— begin EXTRACTED ENTRIES —

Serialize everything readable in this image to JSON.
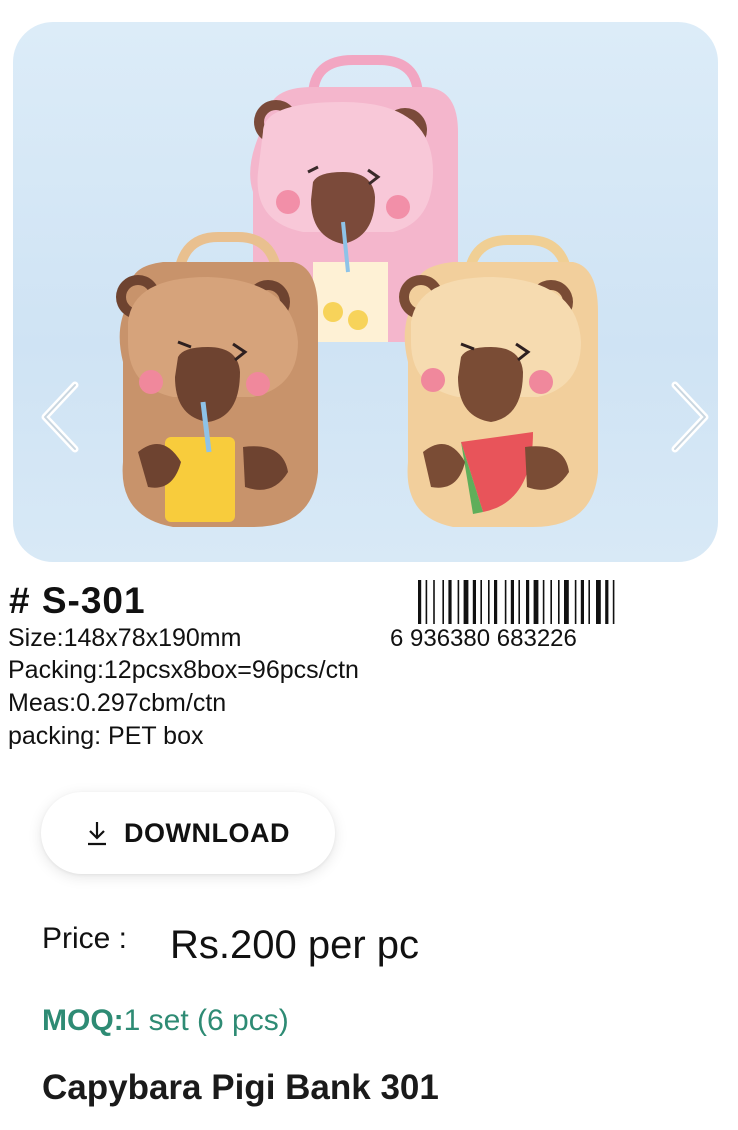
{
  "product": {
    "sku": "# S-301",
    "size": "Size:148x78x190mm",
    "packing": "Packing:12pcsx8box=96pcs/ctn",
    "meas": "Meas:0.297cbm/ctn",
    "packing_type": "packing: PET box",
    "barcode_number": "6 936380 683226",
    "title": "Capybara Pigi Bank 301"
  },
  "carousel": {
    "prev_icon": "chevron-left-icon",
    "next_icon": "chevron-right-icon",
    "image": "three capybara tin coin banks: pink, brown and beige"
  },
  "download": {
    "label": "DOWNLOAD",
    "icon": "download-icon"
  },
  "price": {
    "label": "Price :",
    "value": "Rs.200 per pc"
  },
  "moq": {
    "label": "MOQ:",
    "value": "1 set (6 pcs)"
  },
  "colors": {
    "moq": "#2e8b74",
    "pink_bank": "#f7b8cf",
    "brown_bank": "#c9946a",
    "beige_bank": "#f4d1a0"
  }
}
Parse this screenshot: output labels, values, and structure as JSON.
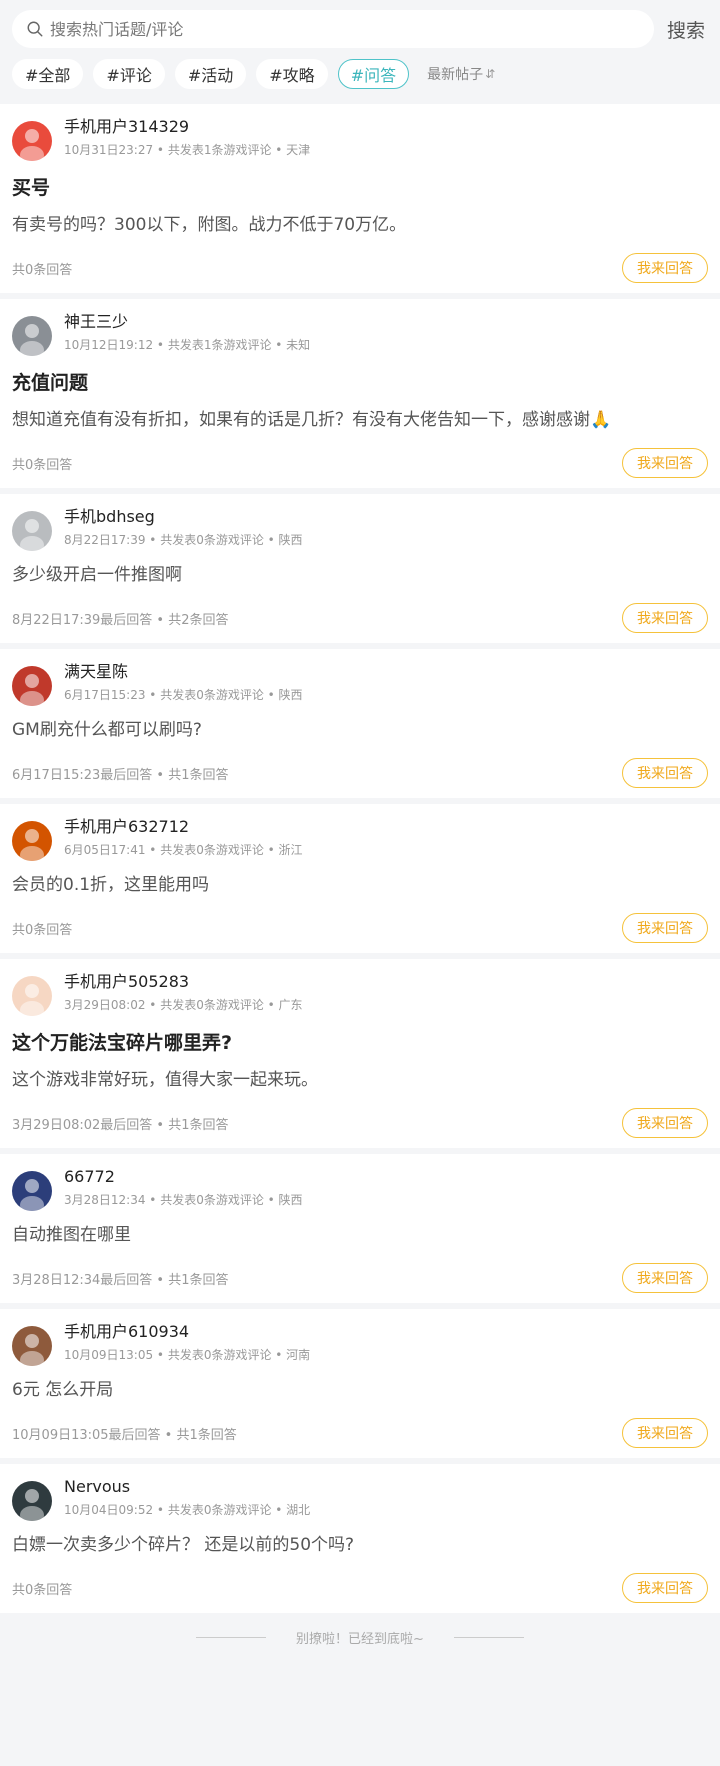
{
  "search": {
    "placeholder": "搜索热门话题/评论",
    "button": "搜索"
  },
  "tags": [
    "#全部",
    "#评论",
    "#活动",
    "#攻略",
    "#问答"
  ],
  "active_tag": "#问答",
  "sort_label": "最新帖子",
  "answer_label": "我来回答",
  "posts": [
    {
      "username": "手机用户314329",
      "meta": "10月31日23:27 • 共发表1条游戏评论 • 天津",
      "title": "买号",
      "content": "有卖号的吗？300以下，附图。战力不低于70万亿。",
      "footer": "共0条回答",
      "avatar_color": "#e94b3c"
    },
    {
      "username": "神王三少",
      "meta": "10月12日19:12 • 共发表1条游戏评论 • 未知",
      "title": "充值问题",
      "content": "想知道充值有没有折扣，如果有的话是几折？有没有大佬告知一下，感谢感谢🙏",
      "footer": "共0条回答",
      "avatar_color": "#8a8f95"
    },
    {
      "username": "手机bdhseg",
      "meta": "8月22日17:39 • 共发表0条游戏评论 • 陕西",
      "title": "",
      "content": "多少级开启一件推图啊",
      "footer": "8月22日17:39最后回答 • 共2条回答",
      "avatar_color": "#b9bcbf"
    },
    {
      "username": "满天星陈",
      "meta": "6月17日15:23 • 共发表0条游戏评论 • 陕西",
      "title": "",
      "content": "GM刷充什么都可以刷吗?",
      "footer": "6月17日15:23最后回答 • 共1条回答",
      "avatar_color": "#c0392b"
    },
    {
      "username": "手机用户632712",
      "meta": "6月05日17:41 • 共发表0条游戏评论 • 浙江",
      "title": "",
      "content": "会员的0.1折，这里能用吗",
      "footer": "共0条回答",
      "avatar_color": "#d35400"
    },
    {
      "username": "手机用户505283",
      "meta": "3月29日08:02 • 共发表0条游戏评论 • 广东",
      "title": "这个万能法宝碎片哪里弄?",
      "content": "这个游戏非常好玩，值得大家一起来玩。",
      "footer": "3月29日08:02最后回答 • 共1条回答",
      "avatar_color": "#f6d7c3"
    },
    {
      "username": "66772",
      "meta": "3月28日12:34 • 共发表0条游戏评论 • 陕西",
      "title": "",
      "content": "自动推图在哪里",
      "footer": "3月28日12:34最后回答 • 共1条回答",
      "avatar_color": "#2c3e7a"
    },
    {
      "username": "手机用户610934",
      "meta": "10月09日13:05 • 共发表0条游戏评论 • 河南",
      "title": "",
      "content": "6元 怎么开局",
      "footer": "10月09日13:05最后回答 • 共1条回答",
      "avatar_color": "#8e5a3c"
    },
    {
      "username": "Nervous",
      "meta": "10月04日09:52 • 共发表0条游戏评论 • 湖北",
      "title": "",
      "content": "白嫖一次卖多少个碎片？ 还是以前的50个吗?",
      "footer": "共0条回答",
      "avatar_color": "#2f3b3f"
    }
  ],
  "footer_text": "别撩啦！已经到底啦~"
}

— end EXTRACTED ENTRIES —

§ PROBLEM DESCRIPTION:
Without the pictures, restate each entry exactly.

§ WRITTEN ANSWER:
Serialize everything readable in this image to JSON.
{
  "product": {
    "sku": "# S-301",
    "size": "Size:148x78x190mm",
    "packing": "Packing:12pcsx8box=96pcs/ctn",
    "meas": "Meas:0.297cbm/ctn",
    "packing_type": "packing: PET box",
    "barcode_number": "6 936380 683226",
    "title": "Capybara Pigi Bank 301"
  },
  "carousel": {
    "prev_icon": "chevron-left-icon",
    "next_icon": "chevron-right-icon",
    "image": "three capybara tin coin banks: pink, brown and beige"
  },
  "download": {
    "label": "DOWNLOAD",
    "icon": "download-icon"
  },
  "price": {
    "label": "Price :",
    "value": "Rs.200 per pc"
  },
  "moq": {
    "label": "MOQ:",
    "value": "1 set (6 pcs)"
  },
  "colors": {
    "moq": "#2e8b74",
    "pink_bank": "#f7b8cf",
    "brown_bank": "#c9946a",
    "beige_bank": "#f4d1a0"
  }
}
Parse this screenshot: output labels, values, and structure as JSON.
{
  "search": {
    "placeholder": "搜索热门话题/评论",
    "button": "搜索"
  },
  "tags": [
    "#全部",
    "#评论",
    "#活动",
    "#攻略",
    "#问答"
  ],
  "active_tag": "#问答",
  "sort_label": "最新帖子",
  "answer_label": "我来回答",
  "posts": [
    {
      "username": "手机用户314329",
      "meta": "10月31日23:27 • 共发表1条游戏评论 • 天津",
      "title": "买号",
      "content": "有卖号的吗？300以下，附图。战力不低于70万亿。",
      "footer": "共0条回答",
      "avatar_color": "#e94b3c"
    },
    {
      "username": "神王三少",
      "meta": "10月12日19:12 • 共发表1条游戏评论 • 未知",
      "title": "充值问题",
      "content": "想知道充值有没有折扣，如果有的话是几折？有没有大佬告知一下，感谢感谢🙏",
      "footer": "共0条回答",
      "avatar_color": "#8a8f95"
    },
    {
      "username": "手机bdhseg",
      "meta": "8月22日17:39 • 共发表0条游戏评论 • 陕西",
      "title": "",
      "content": "多少级开启一件推图啊",
      "footer": "8月22日17:39最后回答 • 共2条回答",
      "avatar_color": "#b9bcbf"
    },
    {
      "username": "满天星陈",
      "meta": "6月17日15:23 • 共发表0条游戏评论 • 陕西",
      "title": "",
      "content": "GM刷充什么都可以刷吗?",
      "footer": "6月17日15:23最后回答 • 共1条回答",
      "avatar_color": "#c0392b"
    },
    {
      "username": "手机用户632712",
      "meta": "6月05日17:41 • 共发表0条游戏评论 • 浙江",
      "title": "",
      "content": "会员的0.1折，这里能用吗",
      "footer": "共0条回答",
      "avatar_color": "#d35400"
    },
    {
      "username": "手机用户505283",
      "meta": "3月29日08:02 • 共发表0条游戏评论 • 广东",
      "title": "这个万能法宝碎片哪里弄?",
      "content": "这个游戏非常好玩，值得大家一起来玩。",
      "footer": "3月29日08:02最后回答 • 共1条回答",
      "avatar_color": "#f6d7c3"
    },
    {
      "username": "66772",
      "meta": "3月28日12:34 • 共发表0条游戏评论 • 陕西",
      "title": "",
      "content": "自动推图在哪里",
      "footer": "3月28日12:34最后回答 • 共1条回答",
      "avatar_color": "#2c3e7a"
    },
    {
      "username": "手机用户610934",
      "meta": "10月09日13:05 • 共发表0条游戏评论 • 河南",
      "title": "",
      "content": "6元 怎么开局",
      "footer": "10月09日13:05最后回答 • 共1条回答",
      "avatar_color": "#8e5a3c"
    },
    {
      "username": "Nervous",
      "meta": "10月04日09:52 • 共发表0条游戏评论 • 湖北",
      "title": "",
      "content": "白嫖一次卖多少个碎片？ 还是以前的50个吗?",
      "footer": "共0条回答",
      "avatar_color": "#2f3b3f"
    }
  ],
  "footer_text": "别撩啦！已经到底啦~"
}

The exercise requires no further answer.